[Given task]:
Collect every line below that contains the word "Global".
#####
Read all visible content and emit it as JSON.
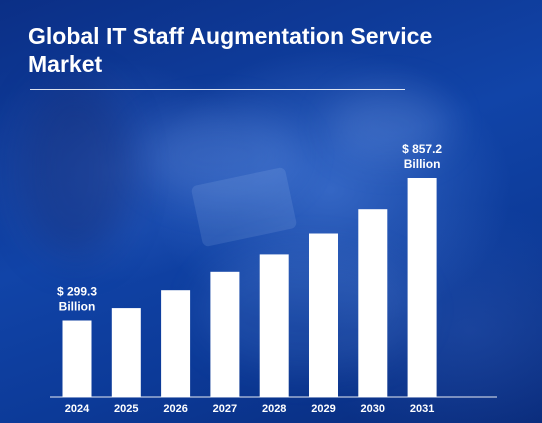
{
  "title": "Global IT Staff Augmentation Service Market",
  "chart_data": {
    "type": "bar",
    "title": "Global IT Staff Augmentation Service Market",
    "categories": [
      "2024",
      "2025",
      "2026",
      "2027",
      "2028",
      "2029",
      "2030",
      "2031"
    ],
    "values": [
      299.3,
      348,
      418,
      490,
      558,
      640,
      735,
      857.2
    ],
    "annotations": [
      {
        "category": "2024",
        "lines": [
          "$ 299.3",
          "Billion"
        ]
      },
      {
        "category": "2031",
        "lines": [
          "$ 857.2",
          "Billion"
        ]
      }
    ],
    "xlabel": "",
    "ylabel": "",
    "ylim": [
      0,
      857.2
    ],
    "grid": false,
    "colors": {
      "bar": "#ffffff",
      "background": "#0f3f9e",
      "text": "#ffffff"
    }
  }
}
#####
[Result]:
  "title": "Global IT Staff Augmentation Service Market",
    "title": "Global IT Staff Augmentation Service Market",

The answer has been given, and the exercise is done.